_TASK_
Transcribe the listing in full. Keep every line exactly as it stands.

═══ DATA SUPPLIED

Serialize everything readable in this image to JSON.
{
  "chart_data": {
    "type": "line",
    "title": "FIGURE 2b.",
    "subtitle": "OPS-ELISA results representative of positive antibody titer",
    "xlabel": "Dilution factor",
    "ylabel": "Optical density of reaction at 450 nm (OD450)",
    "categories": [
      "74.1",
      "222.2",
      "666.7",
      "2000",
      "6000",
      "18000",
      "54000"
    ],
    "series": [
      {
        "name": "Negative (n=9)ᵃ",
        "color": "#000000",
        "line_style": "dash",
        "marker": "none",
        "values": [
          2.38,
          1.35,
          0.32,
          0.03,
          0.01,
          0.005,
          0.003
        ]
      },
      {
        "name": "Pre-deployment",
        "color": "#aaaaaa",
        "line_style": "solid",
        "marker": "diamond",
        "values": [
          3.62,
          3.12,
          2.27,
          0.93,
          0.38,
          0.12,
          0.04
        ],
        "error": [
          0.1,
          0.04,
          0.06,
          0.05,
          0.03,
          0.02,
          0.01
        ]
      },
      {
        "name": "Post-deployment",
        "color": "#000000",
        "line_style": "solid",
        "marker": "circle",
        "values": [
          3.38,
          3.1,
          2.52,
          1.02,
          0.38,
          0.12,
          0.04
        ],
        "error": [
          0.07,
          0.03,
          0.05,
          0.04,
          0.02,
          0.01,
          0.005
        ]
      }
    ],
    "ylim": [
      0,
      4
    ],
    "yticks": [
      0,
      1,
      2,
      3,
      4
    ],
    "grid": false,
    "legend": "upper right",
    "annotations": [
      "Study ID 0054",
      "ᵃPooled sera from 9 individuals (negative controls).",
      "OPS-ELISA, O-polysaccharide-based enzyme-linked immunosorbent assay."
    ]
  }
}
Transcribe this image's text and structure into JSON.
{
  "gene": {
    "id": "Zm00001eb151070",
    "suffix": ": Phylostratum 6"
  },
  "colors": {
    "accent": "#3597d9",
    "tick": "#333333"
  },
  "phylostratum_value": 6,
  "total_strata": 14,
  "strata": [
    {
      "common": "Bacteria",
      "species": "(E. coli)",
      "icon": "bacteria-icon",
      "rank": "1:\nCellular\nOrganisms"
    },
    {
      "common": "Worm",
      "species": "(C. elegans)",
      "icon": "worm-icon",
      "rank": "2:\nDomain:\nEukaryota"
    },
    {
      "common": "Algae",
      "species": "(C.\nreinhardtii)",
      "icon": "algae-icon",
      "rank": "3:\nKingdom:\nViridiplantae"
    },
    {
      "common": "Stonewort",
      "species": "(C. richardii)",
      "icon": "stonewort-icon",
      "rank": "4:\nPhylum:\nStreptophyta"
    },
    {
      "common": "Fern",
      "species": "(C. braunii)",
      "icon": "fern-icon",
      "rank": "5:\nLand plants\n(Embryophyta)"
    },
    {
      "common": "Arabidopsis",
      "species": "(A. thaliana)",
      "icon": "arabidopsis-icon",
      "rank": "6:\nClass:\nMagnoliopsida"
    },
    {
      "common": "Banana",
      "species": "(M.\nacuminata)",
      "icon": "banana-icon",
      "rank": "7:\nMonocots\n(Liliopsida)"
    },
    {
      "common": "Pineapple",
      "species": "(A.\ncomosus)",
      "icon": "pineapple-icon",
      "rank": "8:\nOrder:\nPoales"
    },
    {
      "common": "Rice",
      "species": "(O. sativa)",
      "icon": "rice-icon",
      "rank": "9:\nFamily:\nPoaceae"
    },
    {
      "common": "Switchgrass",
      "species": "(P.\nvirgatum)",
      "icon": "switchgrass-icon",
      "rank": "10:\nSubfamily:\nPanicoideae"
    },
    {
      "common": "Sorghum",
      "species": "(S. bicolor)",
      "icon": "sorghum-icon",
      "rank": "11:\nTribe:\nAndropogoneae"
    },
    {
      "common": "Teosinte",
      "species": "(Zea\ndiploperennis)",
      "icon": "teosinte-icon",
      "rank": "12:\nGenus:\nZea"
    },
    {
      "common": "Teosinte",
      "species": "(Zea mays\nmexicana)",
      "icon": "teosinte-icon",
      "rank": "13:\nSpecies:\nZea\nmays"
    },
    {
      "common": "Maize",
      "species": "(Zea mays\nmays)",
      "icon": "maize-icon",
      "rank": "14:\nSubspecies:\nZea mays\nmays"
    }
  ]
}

══════

_FINAL ANSWER_
Serialize everything readable in this image to JSON.
{
  "chart_data": {
    "type": "line",
    "title": "FIGURE 2b.",
    "subtitle": "OPS-ELISA results representative of positive antibody titer",
    "xlabel": "Dilution factor",
    "ylabel": "Optical density of reaction at 450 nm (OD450)",
    "categories": [
      "74.1",
      "222.2",
      "666.7",
      "2000",
      "6000",
      "18000",
      "54000"
    ],
    "series": [
      {
        "name": "Negative (n=9)ᵃ",
        "color": "#000000",
        "line_style": "dash",
        "marker": "none",
        "values": [
          2.38,
          1.35,
          0.32,
          0.03,
          0.01,
          0.005,
          0.003
        ]
      },
      {
        "name": "Pre-deployment",
        "color": "#aaaaaa",
        "line_style": "solid",
        "marker": "diamond",
        "values": [
          3.62,
          3.12,
          2.27,
          0.93,
          0.38,
          0.12,
          0.04
        ],
        "error": [
          0.1,
          0.04,
          0.06,
          0.05,
          0.03,
          0.02,
          0.01
        ]
      },
      {
        "name": "Post-deployment",
        "color": "#000000",
        "line_style": "solid",
        "marker": "circle",
        "values": [
          3.38,
          3.1,
          2.52,
          1.02,
          0.38,
          0.12,
          0.04
        ],
        "error": [
          0.07,
          0.03,
          0.05,
          0.04,
          0.02,
          0.01,
          0.005
        ]
      }
    ],
    "ylim": [
      0,
      4
    ],
    "yticks": [
      0,
      1,
      2,
      3,
      4
    ],
    "grid": false,
    "legend": "upper right",
    "annotations": [
      "Study ID 0054",
      "ᵃPooled sera from 9 individuals (negative controls).",
      "OPS-ELISA, O-polysaccharide-based enzyme-linked immunosorbent assay."
    ]
  }
}
Transcribe this image's text and structure into JSON.
{
  "gene": {
    "id": "Zm00001eb151070",
    "suffix": ": Phylostratum 6"
  },
  "colors": {
    "accent": "#3597d9",
    "tick": "#333333"
  },
  "phylostratum_value": 6,
  "total_strata": 14,
  "strata": [
    {
      "common": "Bacteria",
      "species": "(E. coli)",
      "icon": "bacteria-icon",
      "rank": "1:\nCellular\nOrganisms"
    },
    {
      "common": "Worm",
      "species": "(C. elegans)",
      "icon": "worm-icon",
      "rank": "2:\nDomain:\nEukaryota"
    },
    {
      "common": "Algae",
      "species": "(C.\nreinhardtii)",
      "icon": "algae-icon",
      "rank": "3:\nKingdom:\nViridiplantae"
    },
    {
      "common": "Stonewort",
      "species": "(C. richardii)",
      "icon": "stonewort-icon",
      "rank": "4:\nPhylum:\nStreptophyta"
    },
    {
      "common": "Fern",
      "species": "(C. braunii)",
      "icon": "fern-icon",
      "rank": "5:\nLand plants\n(Embryophyta)"
    },
    {
      "common": "Arabidopsis",
      "species": "(A. thaliana)",
      "icon": "arabidopsis-icon",
      "rank": "6:\nClass:\nMagnoliopsida"
    },
    {
      "common": "Banana",
      "species": "(M.\nacuminata)",
      "icon": "banana-icon",
      "rank": "7:\nMonocots\n(Liliopsida)"
    },
    {
      "common": "Pineapple",
      "species": "(A.\ncomosus)",
      "icon": "pineapple-icon",
      "rank": "8:\nOrder:\nPoales"
    },
    {
      "common": "Rice",
      "species": "(O. sativa)",
      "icon": "rice-icon",
      "rank": "9:\nFamily:\nPoaceae"
    },
    {
      "common": "Switchgrass",
      "species": "(P.\nvirgatum)",
      "icon": "switchgrass-icon",
      "rank": "10:\nSubfamily:\nPanicoideae"
    },
    {
      "common": "Sorghum",
      "species": "(S. bicolor)",
      "icon": "sorghum-icon",
      "rank": "11:\nTribe:\nAndropogoneae"
    },
    {
      "common": "Teosinte",
      "species": "(Zea\ndiploperennis)",
      "icon": "teosinte-icon",
      "rank": "12:\nGenus:\nZea"
    },
    {
      "common": "Teosinte",
      "species": "(Zea mays\nmexicana)",
      "icon": "teosinte-icon",
      "rank": "13:\nSpecies:\nZea\nmays"
    },
    {
      "common": "Maize",
      "species": "(Zea mays\nmays)",
      "icon": "maize-icon",
      "rank": "14:\nSubspecies:\nZea mays\nmays"
    }
  ]
}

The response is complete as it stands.